Set down the material below word for word, excluding the pictures.

(begin)

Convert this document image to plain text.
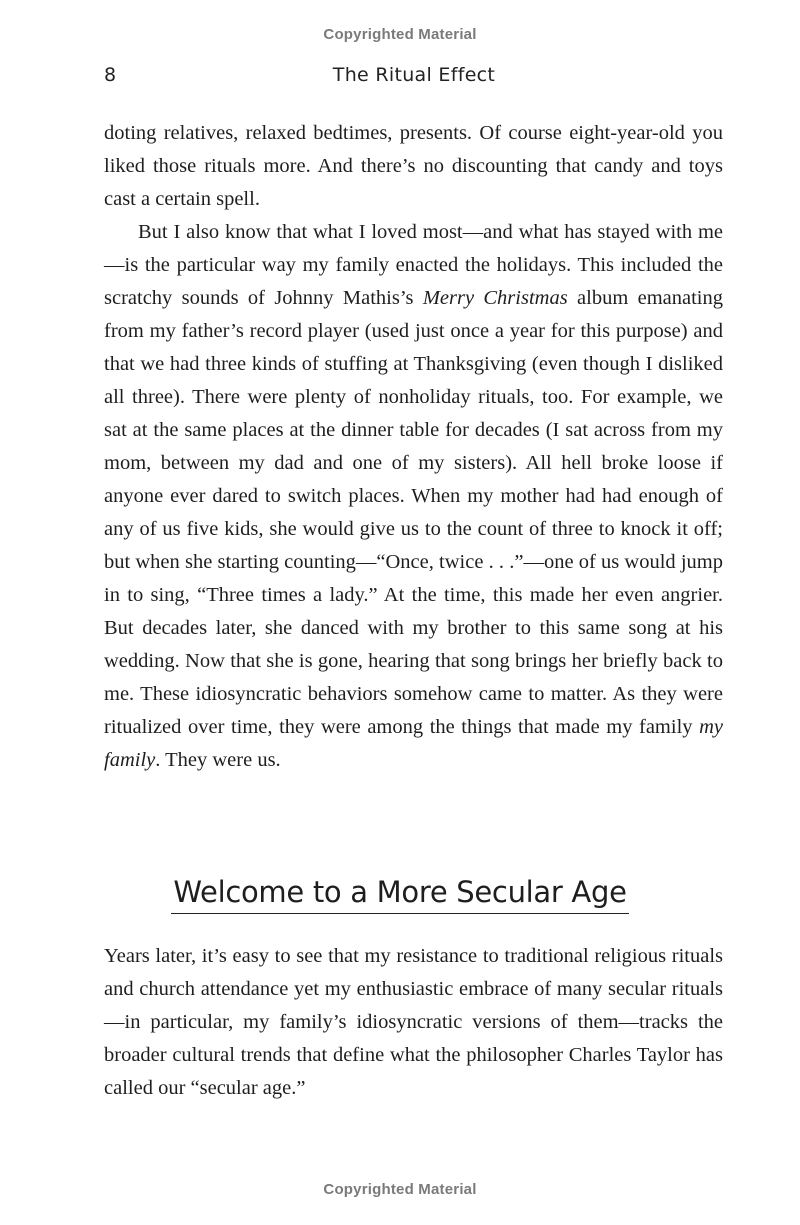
Copyrighted Material
8	The Ritual Effect

doting relatives, relaxed bedtimes, presents. Of course eight-year-old you liked those rituals more. And there’s no discounting that candy and toys cast a certain spell.

But I also know that what I loved most—and what has stayed with me—is the particular way my family enacted the holidays. This included the scratchy sounds of Johnny Mathis’s Merry Christmas album emanating from my father’s record player (used just once a year for this purpose) and that we had three kinds of stuffing at Thanksgiving (even though I disliked all three). There were plenty of nonholiday rituals, too. For example, we sat at the same places at the dinner table for decades (I sat across from my mom, between my dad and one of my sisters). All hell broke loose if anyone ever dared to switch places. When my mother had had enough of any of us five kids, she would give us to the count of three to knock it off; but when she starting counting—“Once, twice . . .”—one of us would jump in to sing, “Three times a lady.” At the time, this made her even angrier. But decades later, she danced with my brother to this same song at his wedding. Now that she is gone, hearing that song brings her briefly back to me. These idiosyncratic behaviors somehow came to matter. As they were ritualized over time, they were among the things that made my family my family. They were us.

Welcome to a More Secular Age

Years later, it’s easy to see that my resistance to traditional religious rituals and church attendance yet my enthusiastic embrace of many secular rituals—in particular, my family’s idiosyncratic versions of them—tracks the broader cultural trends that define what the philosopher Charles Taylor has called our “secular age.”

Copyrighted Material
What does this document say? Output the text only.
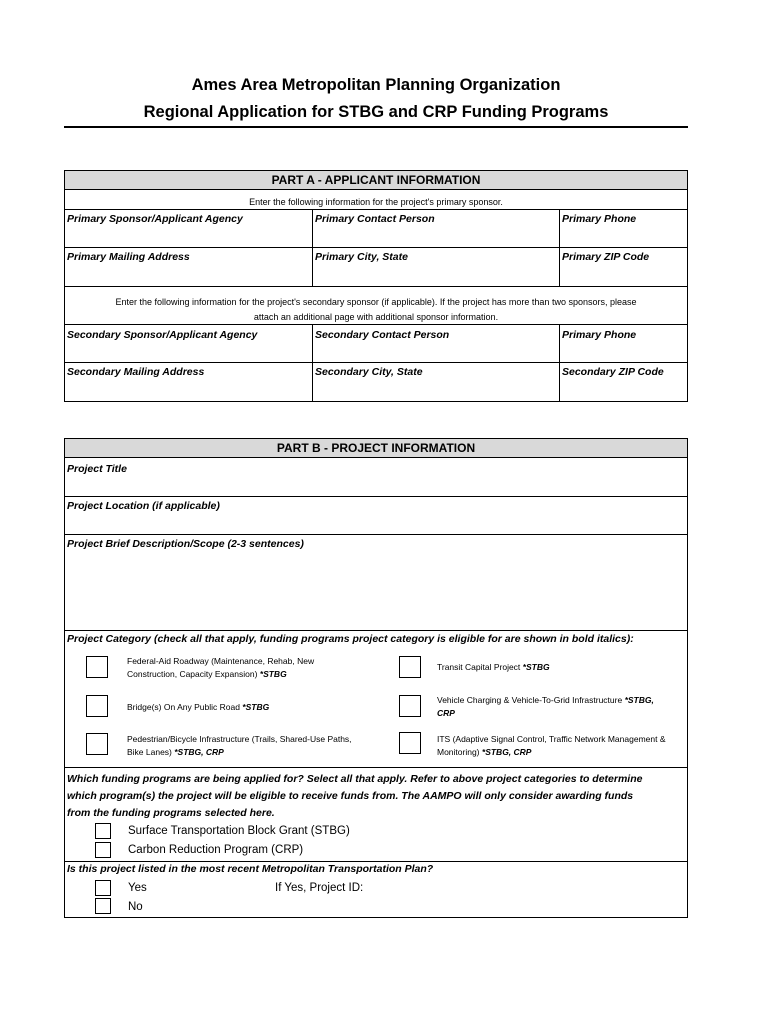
Ames Area Metropolitan Planning Organization
Regional Application for STBG and CRP Funding Programs
PART A - APPLICANT INFORMATION
Enter the following information for the project's primary sponsor.
Primary Sponsor/Applicant Agency	Primary Contact Person	Primary Phone
Primary Mailing Address	Primary City, State	Primary ZIP Code
Enter the following information for the project's secondary sponsor (if applicable). If the project has more than two sponsors, please
attach an additional page with additional sponsor information.
Secondary Sponsor/Applicant Agency	Secondary Contact Person	Primary Phone
Secondary Mailing Address	Secondary City, State	Secondary ZIP Code
PART B - PROJECT INFORMATION
Project Title
Project Location (if applicable)
Project Brief Description/Scope (2-3 sentences)
Project Category (check all that apply, funding programs project category is eligible for are shown in bold italics):
Federal-Aid Roadway (Maintenance, Rehab, New
Construction, Capacity Expansion) *STBG
Transit Capital Project *STBG
Bridge(s) On Any Public Road *STBG
Vehicle Charging & Vehicle-To-Grid Infrastructure *STBG,
CRP
Pedestrian/Bicycle Infrastructure (Trails, Shared-Use Paths,
Bike Lanes) *STBG, CRP
ITS (Adaptive Signal Control, Traffic Network Management &
Monitoring) *STBG, CRP
Which funding programs are being applied for? Select all that apply. Refer to above project categories to determine
which program(s) the project will be eligible to receive funds from. The AAMPO will only consider awarding funds
from the funding programs selected here.
Surface Transportation Block Grant (STBG)
Carbon Reduction Program (CRP)
Is this project listed in the most recent Metropolitan Transportation Plan?
Yes	If Yes, Project ID:
No
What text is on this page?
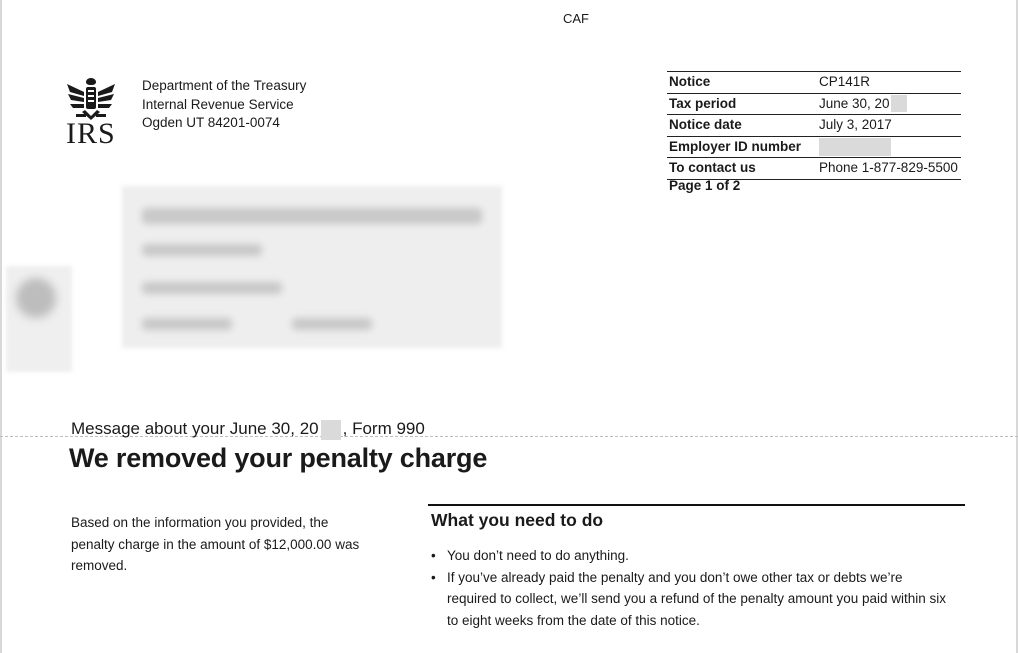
CAF
IRS
Department of the Treasury
Internal Revenue Service
Ogden UT 84201-0074
Notice	CP141R
Tax period	June 30, 20
Notice date	July 3, 2017
Employer ID number
To contact us	Phone 1-877-829-5500
Page 1 of 2
Message about your June 30, 20 , Form 990
We removed your penalty charge
Based on the information you provided, the penalty charge in the amount of $12,000.00 was removed.
What you need to do
• You don’t need to do anything.
• If you’ve already paid the penalty and you don’t owe other tax or debts we’re required to collect, we’ll send you a refund of the penalty amount you paid within six to eight weeks from the date of this notice.
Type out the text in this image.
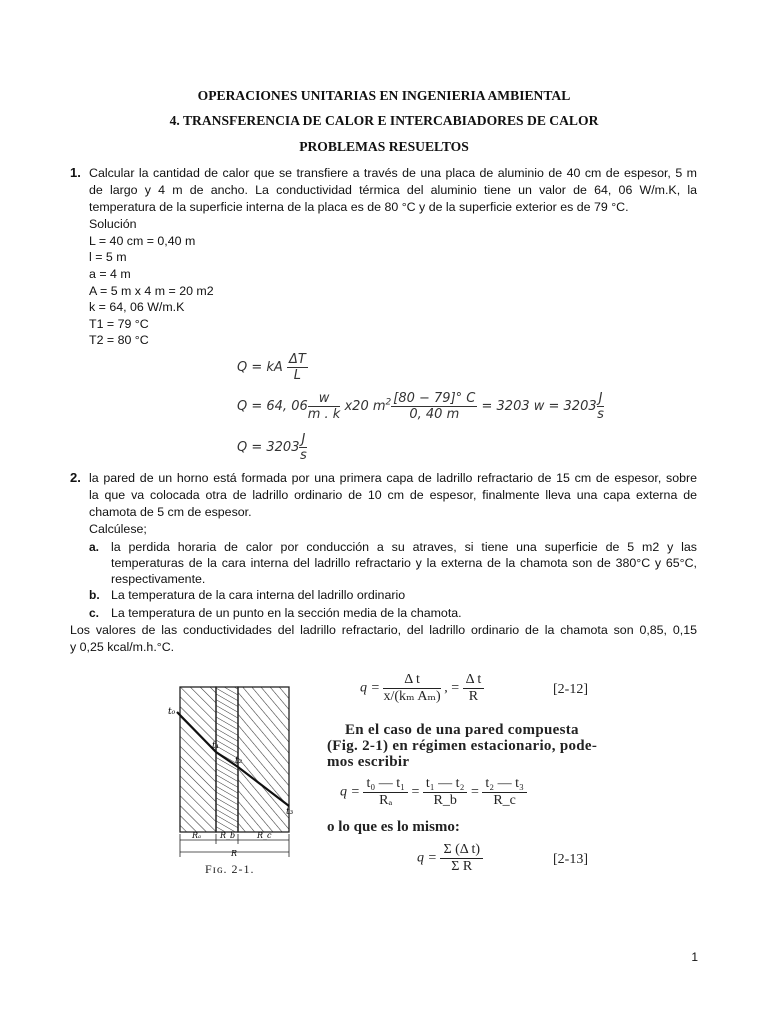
OPERACIONES UNITARIAS EN INGENIERIA AMBIENTAL
4. TRANSFERENCIA DE CALOR E INTERCABIADORES DE CALOR
PROBLEMAS RESUELTOS
1. Calcular la cantidad de calor que se transfiere a través de una placa de aluminio de 40 cm de espesor, 5 m
de largo y 4 m de ancho. La conductividad térmica del aluminio tiene un valor de 64, 06 W/m.K, la
temperatura de la superficie interna de la placa es de 80 °C y de la superficie exterior es de 79 °C.
Solución
L = 40 cm = 0,40 m
l = 5 m
a = 4 m
A = 5 m x 4 m = 20 m2
k = 64, 06 W/m.K
T1 = 79 °C
T2 = 80 °C
Q = kA $\frac{\Delta T}{L}$
Q = 64, $06 \frac{w}{m . k} x20$ $m^2 \frac{[80 - 79]^\circ C}{0, 40 m} = 3203$ $w = 3203 \frac{J}{s}$
$Q = 3203 \frac{J}{s}$
2. la pared de un horno está formada por una primera capa de ladrillo refractario de 15 cm de espesor, sobre
la que va colocada otra de ladrillo ordinario de 10 cm de espesor, finalmente lleva una capa externa de
chamota de 5 cm de espesor.
Calcúlese;
a. la perdida horaria de calor por conducción a su atraves, si tiene una superficie de 5 m2 y las
temperaturas de la cara interna del ladrillo refractario y la externa de la chamota son de 380°C y 65°C,
respectivamente.
b. La temperatura de la cara interna del ladrillo ordinario
c. La temperatura de un punto en la sección media de la chamota.
Los valores de las conductividades del ladrillo refractario, del ladrillo ordinario de la chamota son 0,85, 0,15
y 0,25 kcal/m.h.°C.
t₀
t₁
t₂
t₃
Rₐ R_b	R_c
R
Fɪɢ. 2-1.
$q = \frac{\text{Δ t}}{\text{x/(kₘ Aₘ)}}$ , = $\frac{\text{Δ t}}{R}$	[2-12]
En el caso de una pared compuesta
(Fig. 2-1) en régimen estacionario, pode-
mos escribir
$q = \frac{\text{t₀ — t₁}}{\text{Rₐ}} = \frac{\text{t₁ — t₂}}{R\_b} = \frac{\text{t₂ — t₃}}{R\_c}$
o lo que es lo mismo:
$q = \frac{\text{Σ (Δ t)}}{\text{Σ R}}$	[2-13]
1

(end)

OUTPUT OF THE EXERCISE:
Convert this document image to plain text.
Copyrighted Material
8	The Ritual Effect

doting relatives, relaxed bedtimes, presents. Of course eight-year-old you liked those rituals more. And there’s no discounting that candy and toys cast a certain spell.

But I also know that what I loved most—and what has stayed with me—is the particular way my family enacted the holidays. This included the scratchy sounds of Johnny Mathis’s Merry Christmas album emanating from my father’s record player (used just once a year for this purpose) and that we had three kinds of stuffing at Thanksgiving (even though I disliked all three). There were plenty of nonholiday rituals, too. For example, we sat at the same places at the dinner table for decades (I sat across from my mom, between my dad and one of my sisters). All hell broke loose if anyone ever dared to switch places. When my mother had had enough of any of us five kids, she would give us to the count of three to knock it off; but when she starting counting—“Once, twice . . .”—one of us would jump in to sing, “Three times a lady.” At the time, this made her even angrier. But decades later, she danced with my brother to this same song at his wedding. Now that she is gone, hearing that song brings her briefly back to me. These idiosyncratic behaviors somehow came to matter. As they were ritualized over time, they were among the things that made my family my family. They were us.

Welcome to a More Secular Age

Years later, it’s easy to see that my resistance to traditional religious rituals and church attendance yet my enthusiastic embrace of many secular rituals—in particular, my family’s idiosyncratic versions of them—tracks the broader cultural trends that define what the philosopher Charles Taylor has called our “secular age.”

Copyrighted Material
What does this document say? Output the text only.
Ames Area Metropolitan Planning Organization
Regional Application for STBG and CRP Funding Programs
PART A - APPLICANT INFORMATION
Enter the following information for the project's primary sponsor.
Primary Sponsor/Applicant Agency	Primary Contact Person	Primary Phone
Primary Mailing Address	Primary City, State	Primary ZIP Code
Enter the following information for the project's secondary sponsor (if applicable). If the project has more than two sponsors, please
attach an additional page with additional sponsor information.
Secondary Sponsor/Applicant Agency	Secondary Contact Person	Primary Phone
Secondary Mailing Address	Secondary City, State	Secondary ZIP Code
PART B - PROJECT INFORMATION
Project Title
Project Location (if applicable)
Project Brief Description/Scope (2-3 sentences)
Project Category (check all that apply, funding programs project category is eligible for are shown in bold italics):
Federal-Aid Roadway (Maintenance, Rehab, New
Construction, Capacity Expansion) *STBG
Transit Capital Project *STBG
Bridge(s) On Any Public Road *STBG
Vehicle Charging & Vehicle-To-Grid Infrastructure *STBG,
CRP
Pedestrian/Bicycle Infrastructure (Trails, Shared-Use Paths,
Bike Lanes) *STBG, CRP
ITS (Adaptive Signal Control, Traffic Network Management &
Monitoring) *STBG, CRP
Which funding programs are being applied for? Select all that apply. Refer to above project categories to determine
which program(s) the project will be eligible to receive funds from. The AAMPO will only consider awarding funds
from the funding programs selected here.
Surface Transportation Block Grant (STBG)
Carbon Reduction Program (CRP)
Is this project listed in the most recent Metropolitan Transportation Plan?
Yes	If Yes, Project ID:
No
What text is on this page?
CAF
IRS
Department of the Treasury
Internal Revenue Service
Ogden UT 84201-0074
Notice	CP141R
Tax period	June 30, 20
Notice date	July 3, 2017
Employer ID number
To contact us	Phone 1-877-829-5500
Page 1 of 2
Message about your June 30, 20 , Form 990
We removed your penalty charge
Based on the information you provided, the penalty charge in the amount of $12,000.00 was removed.
What you need to do
• You don’t need to do anything.
• If you’ve already paid the penalty and you don’t owe other tax or debts we’re required to collect, we’ll send you a refund of the penalty amount you paid within six to eight weeks from the date of this notice.
Type out the text in this image.
OPERACIONES UNITARIAS EN INGENIERIA AMBIENTAL
4. TRANSFERENCIA DE CALOR E INTERCABIADORES DE CALOR
PROBLEMAS RESUELTOS
1. Calcular la cantidad de calor que se transfiere a través de una placa de aluminio de 40 cm de espesor, 5 m
de largo y 4 m de ancho. La conductividad térmica del aluminio tiene un valor de 64, 06 W/m.K, la
temperatura de la superficie interna de la placa es de 80 °C y de la superficie exterior es de 79 °C.
Solución
L = 40 cm = 0,40 m
l = 5 m
a = 4 m
A = 5 m x 4 m = 20 m2
k = 64, 06 W/m.K
T1 = 79 °C
T2 = 80 °C
Q = kA $\frac{\Delta T}{L}$
Q = 64, $06 \frac{w}{m . k} x20$ $m^2 \frac{[80 - 79]^\circ C}{0, 40 m} = 3203$ $w = 3203 \frac{J}{s}$
$Q = 3203 \frac{J}{s}$
2. la pared de un horno está formada por una primera capa de ladrillo refractario de 15 cm de espesor, sobre
la que va colocada otra de ladrillo ordinario de 10 cm de espesor, finalmente lleva una capa externa de
chamota de 5 cm de espesor.
Calcúlese;
a. la perdida horaria de calor por conducción a su atraves, si tiene una superficie de 5 m2 y las
temperaturas de la cara interna del ladrillo refractario y la externa de la chamota son de 380°C y 65°C,
respectivamente.
b. La temperatura de la cara interna del ladrillo ordinario
c. La temperatura de un punto en la sección media de la chamota.
Los valores de las conductividades del ladrillo refractario, del ladrillo ordinario de la chamota son 0,85, 0,15
y 0,25 kcal/m.h.°C.
t₀
t₁
t₂
t₃
Rₐ R_b	R_c
R
Fɪɢ. 2-1.
$q = \frac{\text{Δ t}}{\text{x/(kₘ Aₘ)}}$ , = $\frac{\text{Δ t}}{R}$	[2-12]
En el caso de una pared compuesta
(Fig. 2-1) en régimen estacionario, pode-
mos escribir
$q = \frac{\text{t₀ — t₁}}{\text{Rₐ}} = \frac{\text{t₁ — t₂}}{R\_b} = \frac{\text{t₂ — t₃}}{R\_c}$
o lo que es lo mismo:
$q = \frac{\text{Σ (Δ t)}}{\text{Σ R}}$	[2-13]
1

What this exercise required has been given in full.